Stored items:

________________

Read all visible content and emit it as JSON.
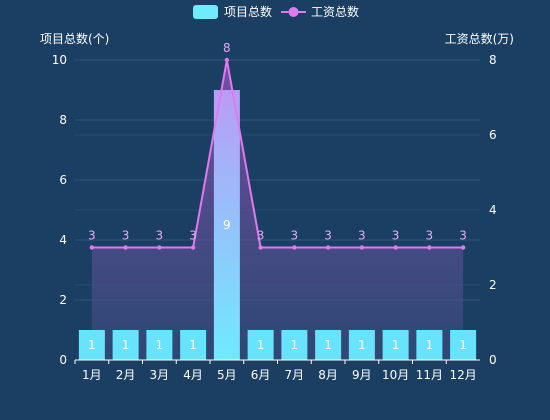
{
  "chart_data": {
    "type": "bar",
    "categories": [
      "1月",
      "2月",
      "3月",
      "4月",
      "5月",
      "6月",
      "7月",
      "8月",
      "9月",
      "10月",
      "11月",
      "12月"
    ],
    "series": [
      {
        "name": "项目总数",
        "type": "bar",
        "axis": "left",
        "values": [
          1,
          1,
          1,
          1,
          9,
          1,
          1,
          1,
          1,
          1,
          1,
          1
        ]
      },
      {
        "name": "工资总数",
        "type": "line",
        "axis": "right",
        "values": [
          3,
          3,
          3,
          3,
          8,
          3,
          3,
          3,
          3,
          3,
          3,
          3
        ]
      }
    ],
    "yaxis_left": {
      "label": "项目总数(个)",
      "range": [
        0,
        10
      ],
      "ticks": [
        0,
        2,
        4,
        6,
        8,
        10
      ]
    },
    "yaxis_right": {
      "label": "工资总数(万)",
      "range": [
        0,
        8
      ],
      "ticks": [
        0,
        2,
        4,
        6,
        8
      ]
    },
    "grid": true,
    "legend": "top-center",
    "colors": {
      "background": "#1b3f63",
      "bar_top": "#7ff3ff",
      "bar_bottom": "#67e4fb",
      "line": "#e07af0",
      "area_top": "#7a4fa3",
      "area_bottom": "#3a4a7a",
      "grid": "#2e5679",
      "text": "#ffffff"
    }
  }
}
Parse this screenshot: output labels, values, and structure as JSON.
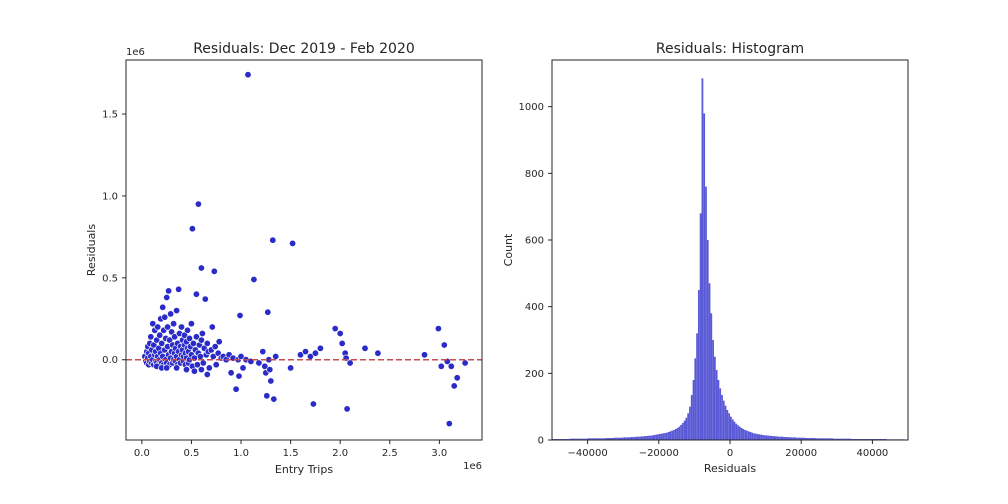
{
  "chart_data": [
    {
      "type": "scatter",
      "title": "Residuals: Dec 2019 - Feb 2020",
      "xlabel": "Entry Trips",
      "ylabel": "Residuals",
      "x_offset_label": "1e6",
      "y_offset_label": "1e6",
      "xlim": [
        -0.16,
        3.43
      ],
      "ylim": [
        -0.49,
        1.83
      ],
      "x_ticks": [
        0.0,
        0.5,
        1.0,
        1.5,
        2.0,
        2.5,
        3.0
      ],
      "x_tick_labels": [
        "0.0",
        "0.5",
        "1.0",
        "1.5",
        "2.0",
        "2.5",
        "3.0"
      ],
      "y_ticks": [
        0.0,
        0.5,
        1.0,
        1.5
      ],
      "y_tick_labels": [
        "0.0",
        "0.5",
        "1.0",
        "1.5"
      ],
      "reference_line": {
        "y": 0.0,
        "style": "dashed",
        "color": "#c44e52"
      },
      "marker_color": "#2b2bc8",
      "grid": false,
      "points": [
        [
          0.03,
          0.02
        ],
        [
          0.04,
          -0.01
        ],
        [
          0.05,
          0.05
        ],
        [
          0.05,
          -0.02
        ],
        [
          0.06,
          0.08
        ],
        [
          0.06,
          0.01
        ],
        [
          0.07,
          -0.03
        ],
        [
          0.07,
          0.04
        ],
        [
          0.08,
          0.1
        ],
        [
          0.08,
          -0.01
        ],
        [
          0.09,
          0.02
        ],
        [
          0.09,
          0.14
        ],
        [
          0.1,
          -0.02
        ],
        [
          0.1,
          0.06
        ],
        [
          0.11,
          0.22
        ],
        [
          0.11,
          0.0
        ],
        [
          0.12,
          -0.03
        ],
        [
          0.12,
          0.09
        ],
        [
          0.13,
          0.03
        ],
        [
          0.13,
          0.18
        ],
        [
          0.14,
          -0.01
        ],
        [
          0.14,
          0.05
        ],
        [
          0.15,
          0.12
        ],
        [
          0.15,
          -0.02
        ],
        [
          0.16,
          0.2
        ],
        [
          0.16,
          0.02
        ],
        [
          0.17,
          0.07
        ],
        [
          0.17,
          -0.03
        ],
        [
          0.18,
          0.15
        ],
        [
          0.18,
          0.0
        ],
        [
          0.19,
          0.25
        ],
        [
          0.19,
          0.04
        ],
        [
          0.2,
          -0.02
        ],
        [
          0.2,
          0.1
        ],
        [
          0.21,
          0.32
        ],
        [
          0.21,
          0.02
        ],
        [
          0.22,
          0.18
        ],
        [
          0.22,
          -0.03
        ],
        [
          0.23,
          0.06
        ],
        [
          0.23,
          0.26
        ],
        [
          0.24,
          0.0
        ],
        [
          0.24,
          0.13
        ],
        [
          0.25,
          0.38
        ],
        [
          0.25,
          -0.02
        ],
        [
          0.26,
          0.08
        ],
        [
          0.26,
          0.2
        ],
        [
          0.27,
          0.42
        ],
        [
          0.27,
          0.03
        ],
        [
          0.28,
          -0.03
        ],
        [
          0.28,
          0.12
        ],
        [
          0.29,
          0.28
        ],
        [
          0.29,
          0.01
        ],
        [
          0.3,
          0.05
        ],
        [
          0.3,
          0.17
        ],
        [
          0.31,
          -0.02
        ],
        [
          0.31,
          0.09
        ],
        [
          0.32,
          0.22
        ],
        [
          0.32,
          0.0
        ],
        [
          0.33,
          0.04
        ],
        [
          0.33,
          0.14
        ],
        [
          0.34,
          -0.01
        ],
        [
          0.34,
          0.07
        ],
        [
          0.35,
          0.3
        ],
        [
          0.35,
          0.02
        ],
        [
          0.36,
          0.1
        ],
        [
          0.36,
          -0.03
        ],
        [
          0.37,
          0.43
        ],
        [
          0.37,
          0.05
        ],
        [
          0.38,
          0.16
        ],
        [
          0.38,
          0.0
        ],
        [
          0.39,
          0.08
        ],
        [
          0.39,
          -0.02
        ],
        [
          0.4,
          0.2
        ],
        [
          0.4,
          0.03
        ],
        [
          0.41,
          0.06
        ],
        [
          0.41,
          0.12
        ],
        [
          0.42,
          -0.01
        ],
        [
          0.42,
          0.02
        ],
        [
          0.43,
          0.09
        ],
        [
          0.43,
          0.15
        ],
        [
          0.44,
          0.04
        ],
        [
          0.44,
          -0.03
        ],
        [
          0.45,
          0.11
        ],
        [
          0.45,
          0.01
        ],
        [
          0.46,
          0.07
        ],
        [
          0.46,
          0.18
        ],
        [
          0.47,
          -0.02
        ],
        [
          0.47,
          0.05
        ],
        [
          0.48,
          0.13
        ],
        [
          0.48,
          0.0
        ],
        [
          0.49,
          0.08
        ],
        [
          0.5,
          0.03
        ],
        [
          0.5,
          0.22
        ],
        [
          0.51,
          -0.04
        ],
        [
          0.51,
          0.8
        ],
        [
          0.52,
          0.1
        ],
        [
          0.53,
          0.01
        ],
        [
          0.54,
          0.06
        ],
        [
          0.55,
          0.4
        ],
        [
          0.55,
          0.14
        ],
        [
          0.56,
          -0.03
        ],
        [
          0.57,
          0.95
        ],
        [
          0.57,
          0.04
        ],
        [
          0.58,
          0.09
        ],
        [
          0.59,
          0.02
        ],
        [
          0.6,
          0.56
        ],
        [
          0.6,
          0.12
        ],
        [
          0.61,
          0.16
        ],
        [
          0.62,
          -0.02
        ],
        [
          0.63,
          0.07
        ],
        [
          0.64,
          0.37
        ],
        [
          0.65,
          0.03
        ],
        [
          0.66,
          0.1
        ],
        [
          0.67,
          0.05
        ],
        [
          0.68,
          -0.05
        ],
        [
          0.7,
          0.06
        ],
        [
          0.71,
          0.2
        ],
        [
          0.72,
          0.02
        ],
        [
          0.73,
          0.54
        ],
        [
          0.74,
          0.08
        ],
        [
          0.75,
          -0.03
        ],
        [
          0.77,
          0.04
        ],
        [
          0.78,
          0.11
        ],
        [
          0.8,
          0.01
        ],
        [
          0.82,
          0.02
        ],
        [
          0.85,
          0.0
        ],
        [
          0.88,
          0.03
        ],
        [
          0.9,
          -0.08
        ],
        [
          0.92,
          0.01
        ],
        [
          0.95,
          -0.18
        ],
        [
          0.97,
          0.0
        ],
        [
          0.98,
          -0.1
        ],
        [
          0.99,
          0.27
        ],
        [
          1.0,
          0.02
        ],
        [
          1.02,
          -0.05
        ],
        [
          1.05,
          0.0
        ],
        [
          1.07,
          1.74
        ],
        [
          1.1,
          -0.01
        ],
        [
          1.13,
          0.49
        ],
        [
          1.18,
          -0.02
        ],
        [
          1.22,
          0.05
        ],
        [
          1.24,
          -0.04
        ],
        [
          1.25,
          -0.08
        ],
        [
          1.26,
          -0.22
        ],
        [
          1.27,
          0.29
        ],
        [
          1.28,
          0.0
        ],
        [
          1.29,
          -0.06
        ],
        [
          1.3,
          -0.13
        ],
        [
          1.32,
          0.73
        ],
        [
          1.33,
          -0.24
        ],
        [
          1.35,
          0.02
        ],
        [
          1.5,
          -0.05
        ],
        [
          1.52,
          0.71
        ],
        [
          1.6,
          0.03
        ],
        [
          1.65,
          0.05
        ],
        [
          1.7,
          0.02
        ],
        [
          1.73,
          -0.27
        ],
        [
          1.75,
          0.04
        ],
        [
          1.8,
          0.07
        ],
        [
          1.95,
          0.19
        ],
        [
          2.0,
          0.16
        ],
        [
          2.02,
          0.1
        ],
        [
          2.05,
          0.04
        ],
        [
          2.06,
          0.01
        ],
        [
          2.07,
          -0.3
        ],
        [
          2.1,
          -0.02
        ],
        [
          2.25,
          0.07
        ],
        [
          2.38,
          0.04
        ],
        [
          2.85,
          0.03
        ],
        [
          2.99,
          0.19
        ],
        [
          3.02,
          -0.04
        ],
        [
          3.05,
          0.09
        ],
        [
          3.08,
          -0.01
        ],
        [
          3.1,
          -0.39
        ],
        [
          3.12,
          -0.04
        ],
        [
          3.15,
          -0.16
        ],
        [
          3.18,
          -0.11
        ],
        [
          3.26,
          -0.02
        ],
        [
          0.15,
          -0.04
        ],
        [
          0.2,
          -0.05
        ],
        [
          0.25,
          -0.05
        ],
        [
          0.35,
          -0.05
        ],
        [
          0.45,
          -0.06
        ],
        [
          0.53,
          -0.07
        ],
        [
          0.6,
          -0.06
        ],
        [
          0.66,
          -0.09
        ]
      ]
    },
    {
      "type": "bar",
      "subtype": "histogram",
      "title": "Residuals: Histogram",
      "xlabel": "Residuals",
      "ylabel": "Count",
      "xlim": [
        -50000,
        50000
      ],
      "ylim": [
        0,
        1140
      ],
      "x_ticks": [
        -40000,
        -20000,
        0,
        20000,
        40000
      ],
      "x_tick_labels": [
        "−40000",
        "−20000",
        "0",
        "20000",
        "40000"
      ],
      "y_ticks": [
        0,
        200,
        400,
        600,
        800,
        1000
      ],
      "y_tick_labels": [
        "0",
        "200",
        "400",
        "600",
        "800",
        "1000"
      ],
      "bar_color": "#5a5ad6",
      "grid": false,
      "bin_width": 500,
      "bin_start": -50000,
      "counts": [
        3,
        3,
        3,
        3,
        3,
        3,
        3,
        3,
        3,
        3,
        4,
        4,
        4,
        4,
        4,
        4,
        4,
        4,
        4,
        4,
        5,
        5,
        5,
        5,
        5,
        5,
        5,
        5,
        5,
        5,
        6,
        6,
        6,
        6,
        6,
        7,
        7,
        7,
        7,
        7,
        8,
        8,
        8,
        8,
        9,
        9,
        9,
        10,
        10,
        10,
        11,
        11,
        12,
        12,
        13,
        13,
        14,
        15,
        16,
        17,
        18,
        19,
        20,
        21,
        22,
        24,
        26,
        28,
        30,
        33,
        36,
        40,
        45,
        51,
        58,
        67,
        80,
        100,
        135,
        180,
        245,
        320,
        450,
        680,
        1085,
        980,
        760,
        600,
        470,
        380,
        300,
        250,
        210,
        180,
        155,
        135,
        118,
        103,
        90,
        80,
        70,
        62,
        55,
        49,
        44,
        40,
        36,
        33,
        30,
        28,
        26,
        24,
        22,
        20,
        19,
        18,
        17,
        16,
        15,
        14,
        14,
        13,
        13,
        12,
        12,
        11,
        11,
        10,
        10,
        10,
        9,
        9,
        9,
        8,
        8,
        8,
        8,
        7,
        7,
        7,
        7,
        7,
        6,
        6,
        6,
        6,
        6,
        6,
        5,
        5,
        5,
        5,
        5,
        5,
        5,
        5,
        5,
        5,
        4,
        4,
        4,
        4,
        4,
        4,
        4,
        4,
        4,
        4,
        3,
        3,
        3,
        3,
        3,
        3,
        3,
        3,
        3,
        3,
        3,
        3,
        3,
        3,
        3,
        3,
        3,
        3,
        3,
        3,
        2,
        2,
        2,
        2,
        2,
        2,
        2,
        2,
        2,
        2
      ]
    }
  ]
}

________________

## Goal
Show every line above in which the word "JSON" occurs.

## Finished task
Read all visible content and emit it as JSON.
Parse this screenshot: output labels, values, and structure as JSON.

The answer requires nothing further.